(Data entries)
* START *

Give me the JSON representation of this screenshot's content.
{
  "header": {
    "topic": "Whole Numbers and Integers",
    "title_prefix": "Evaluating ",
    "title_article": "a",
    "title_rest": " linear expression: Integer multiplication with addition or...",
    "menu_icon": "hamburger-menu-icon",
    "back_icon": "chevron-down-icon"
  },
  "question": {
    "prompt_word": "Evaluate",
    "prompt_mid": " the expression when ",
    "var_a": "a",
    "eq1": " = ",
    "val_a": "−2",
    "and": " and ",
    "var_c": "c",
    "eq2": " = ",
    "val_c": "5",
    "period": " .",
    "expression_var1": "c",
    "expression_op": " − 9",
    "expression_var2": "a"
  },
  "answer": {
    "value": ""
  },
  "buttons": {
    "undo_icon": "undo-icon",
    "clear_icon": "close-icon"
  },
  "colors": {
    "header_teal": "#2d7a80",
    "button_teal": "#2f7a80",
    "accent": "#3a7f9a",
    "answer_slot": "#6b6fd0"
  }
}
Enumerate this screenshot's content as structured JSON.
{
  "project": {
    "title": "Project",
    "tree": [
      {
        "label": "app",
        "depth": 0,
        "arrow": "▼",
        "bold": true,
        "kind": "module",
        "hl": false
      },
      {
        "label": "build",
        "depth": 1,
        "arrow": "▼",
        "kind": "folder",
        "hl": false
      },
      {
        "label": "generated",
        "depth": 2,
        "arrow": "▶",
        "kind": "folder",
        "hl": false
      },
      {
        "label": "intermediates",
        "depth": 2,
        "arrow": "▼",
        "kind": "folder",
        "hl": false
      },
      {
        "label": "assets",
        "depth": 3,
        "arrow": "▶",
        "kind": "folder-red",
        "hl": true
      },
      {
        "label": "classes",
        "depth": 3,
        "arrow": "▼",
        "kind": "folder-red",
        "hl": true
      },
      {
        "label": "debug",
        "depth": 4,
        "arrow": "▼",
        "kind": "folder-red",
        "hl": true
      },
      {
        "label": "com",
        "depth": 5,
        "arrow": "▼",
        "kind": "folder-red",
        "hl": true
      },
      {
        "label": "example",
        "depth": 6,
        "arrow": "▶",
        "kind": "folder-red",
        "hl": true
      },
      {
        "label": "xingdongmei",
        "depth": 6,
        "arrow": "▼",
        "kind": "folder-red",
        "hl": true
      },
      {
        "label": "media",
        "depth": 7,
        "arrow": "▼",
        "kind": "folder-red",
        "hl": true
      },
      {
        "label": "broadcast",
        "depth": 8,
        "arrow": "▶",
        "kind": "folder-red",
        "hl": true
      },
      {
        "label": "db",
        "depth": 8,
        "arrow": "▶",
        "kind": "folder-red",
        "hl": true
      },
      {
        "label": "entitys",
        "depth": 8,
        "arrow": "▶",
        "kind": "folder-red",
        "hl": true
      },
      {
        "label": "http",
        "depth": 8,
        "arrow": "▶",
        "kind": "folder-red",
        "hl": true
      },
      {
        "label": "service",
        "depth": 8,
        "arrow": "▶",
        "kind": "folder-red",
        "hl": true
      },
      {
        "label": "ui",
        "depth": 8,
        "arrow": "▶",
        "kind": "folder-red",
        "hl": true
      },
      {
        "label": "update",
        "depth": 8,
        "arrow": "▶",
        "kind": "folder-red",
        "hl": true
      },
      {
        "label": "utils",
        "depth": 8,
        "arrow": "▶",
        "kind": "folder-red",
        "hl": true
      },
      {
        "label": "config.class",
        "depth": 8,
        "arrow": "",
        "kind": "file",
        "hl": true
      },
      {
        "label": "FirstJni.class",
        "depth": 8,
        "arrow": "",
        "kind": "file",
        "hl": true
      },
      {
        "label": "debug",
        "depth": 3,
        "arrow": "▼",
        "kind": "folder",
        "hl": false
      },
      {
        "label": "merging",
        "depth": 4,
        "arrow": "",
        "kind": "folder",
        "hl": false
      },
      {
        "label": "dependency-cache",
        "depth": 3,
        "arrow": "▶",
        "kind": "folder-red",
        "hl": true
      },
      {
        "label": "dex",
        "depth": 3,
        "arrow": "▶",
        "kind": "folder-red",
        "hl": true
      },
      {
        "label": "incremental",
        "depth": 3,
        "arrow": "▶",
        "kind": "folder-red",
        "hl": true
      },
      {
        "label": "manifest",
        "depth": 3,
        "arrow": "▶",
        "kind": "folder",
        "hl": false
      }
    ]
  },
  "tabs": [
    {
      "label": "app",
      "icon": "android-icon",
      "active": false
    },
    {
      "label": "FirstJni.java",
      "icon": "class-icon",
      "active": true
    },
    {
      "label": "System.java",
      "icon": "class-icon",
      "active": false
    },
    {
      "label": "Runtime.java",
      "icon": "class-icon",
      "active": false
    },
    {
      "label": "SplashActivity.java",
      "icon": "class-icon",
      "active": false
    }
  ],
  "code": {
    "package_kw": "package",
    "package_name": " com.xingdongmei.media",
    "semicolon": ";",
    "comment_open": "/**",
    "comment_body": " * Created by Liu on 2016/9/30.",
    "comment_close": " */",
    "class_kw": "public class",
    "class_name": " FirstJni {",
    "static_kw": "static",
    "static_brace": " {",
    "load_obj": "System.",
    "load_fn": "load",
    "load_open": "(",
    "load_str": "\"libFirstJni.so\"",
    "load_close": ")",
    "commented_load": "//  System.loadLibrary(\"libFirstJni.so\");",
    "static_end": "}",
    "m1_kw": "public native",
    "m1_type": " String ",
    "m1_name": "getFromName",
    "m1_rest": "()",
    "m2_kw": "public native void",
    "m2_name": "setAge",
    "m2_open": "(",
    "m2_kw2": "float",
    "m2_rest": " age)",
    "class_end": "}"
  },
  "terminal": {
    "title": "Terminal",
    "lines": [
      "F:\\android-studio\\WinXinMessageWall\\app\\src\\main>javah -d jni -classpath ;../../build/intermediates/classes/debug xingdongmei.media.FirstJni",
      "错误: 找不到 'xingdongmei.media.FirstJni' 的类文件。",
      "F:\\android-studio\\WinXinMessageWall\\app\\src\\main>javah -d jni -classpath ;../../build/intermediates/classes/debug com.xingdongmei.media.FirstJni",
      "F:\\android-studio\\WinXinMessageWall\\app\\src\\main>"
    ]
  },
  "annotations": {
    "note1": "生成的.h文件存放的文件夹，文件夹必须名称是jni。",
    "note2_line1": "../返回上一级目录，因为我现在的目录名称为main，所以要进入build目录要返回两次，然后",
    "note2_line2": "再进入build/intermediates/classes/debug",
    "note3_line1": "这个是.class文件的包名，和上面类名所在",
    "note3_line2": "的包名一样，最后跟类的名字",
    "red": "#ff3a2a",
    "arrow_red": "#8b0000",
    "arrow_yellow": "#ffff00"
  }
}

* END *

- [Written task]: Using the material above, print every entry exactly as written.

- [Result]:
Give me the JSON representation of this screenshot's content.
{
  "header": {
    "topic": "Whole Numbers and Integers",
    "title_prefix": "Evaluating ",
    "title_article": "a",
    "title_rest": " linear expression: Integer multiplication with addition or...",
    "menu_icon": "hamburger-menu-icon",
    "back_icon": "chevron-down-icon"
  },
  "question": {
    "prompt_word": "Evaluate",
    "prompt_mid": " the expression when ",
    "var_a": "a",
    "eq1": " = ",
    "val_a": "−2",
    "and": " and ",
    "var_c": "c",
    "eq2": " = ",
    "val_c": "5",
    "period": " .",
    "expression_var1": "c",
    "expression_op": " − 9",
    "expression_var2": "a"
  },
  "answer": {
    "value": ""
  },
  "buttons": {
    "undo_icon": "undo-icon",
    "clear_icon": "close-icon"
  },
  "colors": {
    "header_teal": "#2d7a80",
    "button_teal": "#2f7a80",
    "accent": "#3a7f9a",
    "answer_slot": "#6b6fd0"
  }
}
Enumerate this screenshot's content as structured JSON.
{
  "project": {
    "title": "Project",
    "tree": [
      {
        "label": "app",
        "depth": 0,
        "arrow": "▼",
        "bold": true,
        "kind": "module",
        "hl": false
      },
      {
        "label": "build",
        "depth": 1,
        "arrow": "▼",
        "kind": "folder",
        "hl": false
      },
      {
        "label": "generated",
        "depth": 2,
        "arrow": "▶",
        "kind": "folder",
        "hl": false
      },
      {
        "label": "intermediates",
        "depth": 2,
        "arrow": "▼",
        "kind": "folder",
        "hl": false
      },
      {
        "label": "assets",
        "depth": 3,
        "arrow": "▶",
        "kind": "folder-red",
        "hl": true
      },
      {
        "label": "classes",
        "depth": 3,
        "arrow": "▼",
        "kind": "folder-red",
        "hl": true
      },
      {
        "label": "debug",
        "depth": 4,
        "arrow": "▼",
        "kind": "folder-red",
        "hl": true
      },
      {
        "label": "com",
        "depth": 5,
        "arrow": "▼",
        "kind": "folder-red",
        "hl": true
      },
      {
        "label": "example",
        "depth": 6,
        "arrow": "▶",
        "kind": "folder-red",
        "hl": true
      },
      {
        "label": "xingdongmei",
        "depth": 6,
        "arrow": "▼",
        "kind": "folder-red",
        "hl": true
      },
      {
        "label": "media",
        "depth": 7,
        "arrow": "▼",
        "kind": "folder-red",
        "hl": true
      },
      {
        "label": "broadcast",
        "depth": 8,
        "arrow": "▶",
        "kind": "folder-red",
        "hl": true
      },
      {
        "label": "db",
        "depth": 8,
        "arrow": "▶",
        "kind": "folder-red",
        "hl": true
      },
      {
        "label": "entitys",
        "depth": 8,
        "arrow": "▶",
        "kind": "folder-red",
        "hl": true
      },
      {
        "label": "http",
        "depth": 8,
        "arrow": "▶",
        "kind": "folder-red",
        "hl": true
      },
      {
        "label": "service",
        "depth": 8,
        "arrow": "▶",
        "kind": "folder-red",
        "hl": true
      },
      {
        "label": "ui",
        "depth": 8,
        "arrow": "▶",
        "kind": "folder-red",
        "hl": true
      },
      {
        "label": "update",
        "depth": 8,
        "arrow": "▶",
        "kind": "folder-red",
        "hl": true
      },
      {
        "label": "utils",
        "depth": 8,
        "arrow": "▶",
        "kind": "folder-red",
        "hl": true
      },
      {
        "label": "config.class",
        "depth": 8,
        "arrow": "",
        "kind": "file",
        "hl": true
      },
      {
        "label": "FirstJni.class",
        "depth": 8,
        "arrow": "",
        "kind": "file",
        "hl": true
      },
      {
        "label": "debug",
        "depth": 3,
        "arrow": "▼",
        "kind": "folder",
        "hl": false
      },
      {
        "label": "merging",
        "depth": 4,
        "arrow": "",
        "kind": "folder",
        "hl": false
      },
      {
        "label": "dependency-cache",
        "depth": 3,
        "arrow": "▶",
        "kind": "folder-red",
        "hl": true
      },
      {
        "label": "dex",
        "depth": 3,
        "arrow": "▶",
        "kind": "folder-red",
        "hl": true
      },
      {
        "label": "incremental",
        "depth": 3,
        "arrow": "▶",
        "kind": "folder-red",
        "hl": true
      },
      {
        "label": "manifest",
        "depth": 3,
        "arrow": "▶",
        "kind": "folder",
        "hl": false
      }
    ]
  },
  "tabs": [
    {
      "label": "app",
      "icon": "android-icon",
      "active": false
    },
    {
      "label": "FirstJni.java",
      "icon": "class-icon",
      "active": true
    },
    {
      "label": "System.java",
      "icon": "class-icon",
      "active": false
    },
    {
      "label": "Runtime.java",
      "icon": "class-icon",
      "active": false
    },
    {
      "label": "SplashActivity.java",
      "icon": "class-icon",
      "active": false
    }
  ],
  "code": {
    "package_kw": "package",
    "package_name": " com.xingdongmei.media",
    "semicolon": ";",
    "comment_open": "/**",
    "comment_body": " * Created by Liu on 2016/9/30.",
    "comment_close": " */",
    "class_kw": "public class",
    "class_name": " FirstJni {",
    "static_kw": "static",
    "static_brace": " {",
    "load_obj": "System.",
    "load_fn": "load",
    "load_open": "(",
    "load_str": "\"libFirstJni.so\"",
    "load_close": ")",
    "commented_load": "//  System.loadLibrary(\"libFirstJni.so\");",
    "static_end": "}",
    "m1_kw": "public native",
    "m1_type": " String ",
    "m1_name": "getFromName",
    "m1_rest": "()",
    "m2_kw": "public native void",
    "m2_name": "setAge",
    "m2_open": "(",
    "m2_kw2": "float",
    "m2_rest": " age)",
    "class_end": "}"
  },
  "terminal": {
    "title": "Terminal",
    "lines": [
      "F:\\android-studio\\WinXinMessageWall\\app\\src\\main>javah -d jni -classpath ;../../build/intermediates/classes/debug xingdongmei.media.FirstJni",
      "错误: 找不到 'xingdongmei.media.FirstJni' 的类文件。",
      "F:\\android-studio\\WinXinMessageWall\\app\\src\\main>javah -d jni -classpath ;../../build/intermediates/classes/debug com.xingdongmei.media.FirstJni",
      "F:\\android-studio\\WinXinMessageWall\\app\\src\\main>"
    ]
  },
  "annotations": {
    "note1": "生成的.h文件存放的文件夹，文件夹必须名称是jni。",
    "note2_line1": "../返回上一级目录，因为我现在的目录名称为main，所以要进入build目录要返回两次，然后",
    "note2_line2": "再进入build/intermediates/classes/debug",
    "note3_line1": "这个是.class文件的包名，和上面类名所在",
    "note3_line2": "的包名一样，最后跟类的名字",
    "red": "#ff3a2a",
    "arrow_red": "#8b0000",
    "arrow_yellow": "#ffff00"
  }
}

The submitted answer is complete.